Job: Please find all lines in the data that hold the string "行业分析" and copy them.

— START Data supplied —

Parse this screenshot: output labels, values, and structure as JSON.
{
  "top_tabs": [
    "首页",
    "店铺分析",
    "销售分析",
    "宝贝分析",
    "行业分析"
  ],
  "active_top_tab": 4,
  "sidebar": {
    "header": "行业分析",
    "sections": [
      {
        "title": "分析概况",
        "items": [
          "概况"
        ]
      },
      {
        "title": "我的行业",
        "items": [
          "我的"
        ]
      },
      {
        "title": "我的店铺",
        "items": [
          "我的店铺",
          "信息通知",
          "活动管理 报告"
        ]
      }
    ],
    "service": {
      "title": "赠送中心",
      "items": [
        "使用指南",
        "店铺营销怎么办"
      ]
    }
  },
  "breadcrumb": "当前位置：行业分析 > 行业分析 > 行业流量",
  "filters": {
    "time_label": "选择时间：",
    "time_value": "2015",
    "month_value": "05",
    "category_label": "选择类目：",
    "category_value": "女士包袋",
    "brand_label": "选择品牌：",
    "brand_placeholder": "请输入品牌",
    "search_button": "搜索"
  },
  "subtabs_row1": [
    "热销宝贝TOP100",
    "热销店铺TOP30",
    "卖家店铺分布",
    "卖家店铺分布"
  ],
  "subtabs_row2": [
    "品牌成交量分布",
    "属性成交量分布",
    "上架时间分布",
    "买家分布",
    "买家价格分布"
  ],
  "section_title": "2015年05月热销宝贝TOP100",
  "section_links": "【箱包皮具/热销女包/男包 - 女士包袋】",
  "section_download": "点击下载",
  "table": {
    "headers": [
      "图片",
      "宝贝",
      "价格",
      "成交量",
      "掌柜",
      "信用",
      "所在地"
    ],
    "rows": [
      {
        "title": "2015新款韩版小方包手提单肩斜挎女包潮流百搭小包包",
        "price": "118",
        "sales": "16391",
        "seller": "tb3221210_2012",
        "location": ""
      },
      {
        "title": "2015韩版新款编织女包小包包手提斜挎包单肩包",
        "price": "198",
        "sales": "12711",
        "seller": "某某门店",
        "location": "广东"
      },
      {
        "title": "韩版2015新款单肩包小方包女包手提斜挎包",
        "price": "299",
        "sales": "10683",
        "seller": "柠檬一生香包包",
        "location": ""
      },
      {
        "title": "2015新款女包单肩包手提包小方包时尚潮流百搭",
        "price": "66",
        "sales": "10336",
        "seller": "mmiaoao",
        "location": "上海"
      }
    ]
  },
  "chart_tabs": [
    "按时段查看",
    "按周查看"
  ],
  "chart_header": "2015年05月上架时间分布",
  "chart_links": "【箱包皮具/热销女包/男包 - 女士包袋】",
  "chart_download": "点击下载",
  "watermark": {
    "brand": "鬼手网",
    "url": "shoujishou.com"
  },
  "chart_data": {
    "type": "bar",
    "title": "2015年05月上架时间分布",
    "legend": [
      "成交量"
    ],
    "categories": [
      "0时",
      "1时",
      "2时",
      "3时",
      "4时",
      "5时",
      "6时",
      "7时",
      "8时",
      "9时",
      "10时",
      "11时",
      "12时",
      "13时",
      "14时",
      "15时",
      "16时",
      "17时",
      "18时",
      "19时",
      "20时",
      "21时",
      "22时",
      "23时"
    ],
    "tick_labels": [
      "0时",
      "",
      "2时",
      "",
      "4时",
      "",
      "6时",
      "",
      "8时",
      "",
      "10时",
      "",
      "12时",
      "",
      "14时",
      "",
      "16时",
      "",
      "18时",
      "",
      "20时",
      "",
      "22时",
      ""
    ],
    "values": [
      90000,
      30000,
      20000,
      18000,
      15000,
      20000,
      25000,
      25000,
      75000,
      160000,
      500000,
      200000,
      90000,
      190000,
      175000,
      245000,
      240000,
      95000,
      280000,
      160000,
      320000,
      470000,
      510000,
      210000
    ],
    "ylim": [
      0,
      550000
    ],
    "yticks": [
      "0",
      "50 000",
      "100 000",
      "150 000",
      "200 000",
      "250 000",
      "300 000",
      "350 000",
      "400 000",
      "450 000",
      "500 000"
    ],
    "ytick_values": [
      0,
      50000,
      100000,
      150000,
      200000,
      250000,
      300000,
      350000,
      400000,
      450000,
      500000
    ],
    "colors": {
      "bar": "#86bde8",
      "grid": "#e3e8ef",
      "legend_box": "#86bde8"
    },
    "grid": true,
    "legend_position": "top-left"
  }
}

— END Data supplied —

Exercise output:
    "行业分析"
    "header": "行业分析",
  "breadcrumb": "当前位置：行业分析 > 行业分析 > 行业流量",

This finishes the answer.